● **Description of the task**: Transcribe all the records exactly and omit any images they hold.

▼▼▼

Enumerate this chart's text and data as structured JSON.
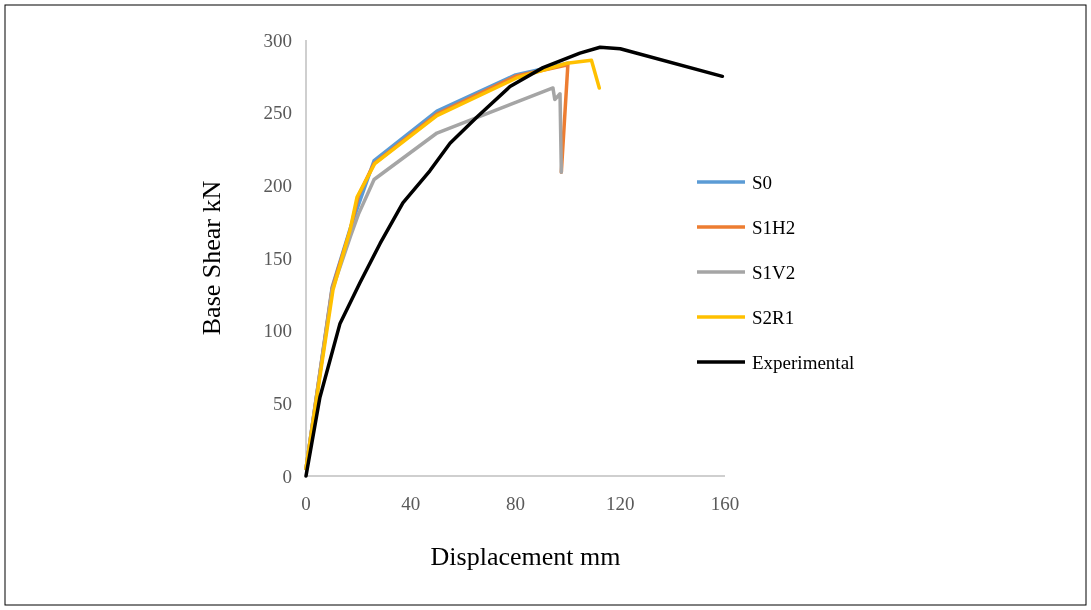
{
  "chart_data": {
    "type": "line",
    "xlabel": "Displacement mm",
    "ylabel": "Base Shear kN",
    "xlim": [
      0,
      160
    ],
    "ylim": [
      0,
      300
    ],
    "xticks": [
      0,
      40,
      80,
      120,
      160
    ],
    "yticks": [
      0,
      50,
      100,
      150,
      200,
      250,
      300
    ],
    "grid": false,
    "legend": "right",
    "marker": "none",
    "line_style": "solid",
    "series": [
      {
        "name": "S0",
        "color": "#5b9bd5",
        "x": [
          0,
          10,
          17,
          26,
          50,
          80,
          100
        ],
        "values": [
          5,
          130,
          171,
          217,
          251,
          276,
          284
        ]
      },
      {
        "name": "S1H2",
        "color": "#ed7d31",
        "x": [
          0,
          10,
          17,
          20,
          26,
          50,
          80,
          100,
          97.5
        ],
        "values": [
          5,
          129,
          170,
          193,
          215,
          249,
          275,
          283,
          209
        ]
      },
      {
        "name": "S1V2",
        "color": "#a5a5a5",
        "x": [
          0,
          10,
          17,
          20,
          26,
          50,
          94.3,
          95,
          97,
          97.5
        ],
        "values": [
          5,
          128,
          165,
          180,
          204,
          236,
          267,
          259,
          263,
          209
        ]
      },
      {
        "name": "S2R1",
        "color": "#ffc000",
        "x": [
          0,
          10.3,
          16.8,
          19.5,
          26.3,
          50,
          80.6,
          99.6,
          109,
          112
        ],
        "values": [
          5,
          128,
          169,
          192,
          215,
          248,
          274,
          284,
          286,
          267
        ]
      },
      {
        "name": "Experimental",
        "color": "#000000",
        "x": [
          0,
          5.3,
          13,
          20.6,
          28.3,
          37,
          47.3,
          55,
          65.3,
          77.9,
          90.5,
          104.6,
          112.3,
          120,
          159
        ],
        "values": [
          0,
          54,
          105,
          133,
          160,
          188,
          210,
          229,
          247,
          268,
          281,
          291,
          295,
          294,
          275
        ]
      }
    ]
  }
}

▲▲▲

● **Full output**:
Enumerate this chart's text and data as structured JSON.
{
  "chart_data": {
    "type": "line",
    "xlabel": "Displacement mm",
    "ylabel": "Base Shear kN",
    "xlim": [
      0,
      160
    ],
    "ylim": [
      0,
      300
    ],
    "xticks": [
      0,
      40,
      80,
      120,
      160
    ],
    "yticks": [
      0,
      50,
      100,
      150,
      200,
      250,
      300
    ],
    "grid": false,
    "legend": "right",
    "marker": "none",
    "line_style": "solid",
    "series": [
      {
        "name": "S0",
        "color": "#5b9bd5",
        "x": [
          0,
          10,
          17,
          26,
          50,
          80,
          100
        ],
        "values": [
          5,
          130,
          171,
          217,
          251,
          276,
          284
        ]
      },
      {
        "name": "S1H2",
        "color": "#ed7d31",
        "x": [
          0,
          10,
          17,
          20,
          26,
          50,
          80,
          100,
          97.5
        ],
        "values": [
          5,
          129,
          170,
          193,
          215,
          249,
          275,
          283,
          209
        ]
      },
      {
        "name": "S1V2",
        "color": "#a5a5a5",
        "x": [
          0,
          10,
          17,
          20,
          26,
          50,
          94.3,
          95,
          97,
          97.5
        ],
        "values": [
          5,
          128,
          165,
          180,
          204,
          236,
          267,
          259,
          263,
          209
        ]
      },
      {
        "name": "S2R1",
        "color": "#ffc000",
        "x": [
          0,
          10.3,
          16.8,
          19.5,
          26.3,
          50,
          80.6,
          99.6,
          109,
          112
        ],
        "values": [
          5,
          128,
          169,
          192,
          215,
          248,
          274,
          284,
          286,
          267
        ]
      },
      {
        "name": "Experimental",
        "color": "#000000",
        "x": [
          0,
          5.3,
          13,
          20.6,
          28.3,
          37,
          47.3,
          55,
          65.3,
          77.9,
          90.5,
          104.6,
          112.3,
          120,
          159
        ],
        "values": [
          0,
          54,
          105,
          133,
          160,
          188,
          210,
          229,
          247,
          268,
          281,
          291,
          295,
          294,
          275
        ]
      }
    ]
  }
}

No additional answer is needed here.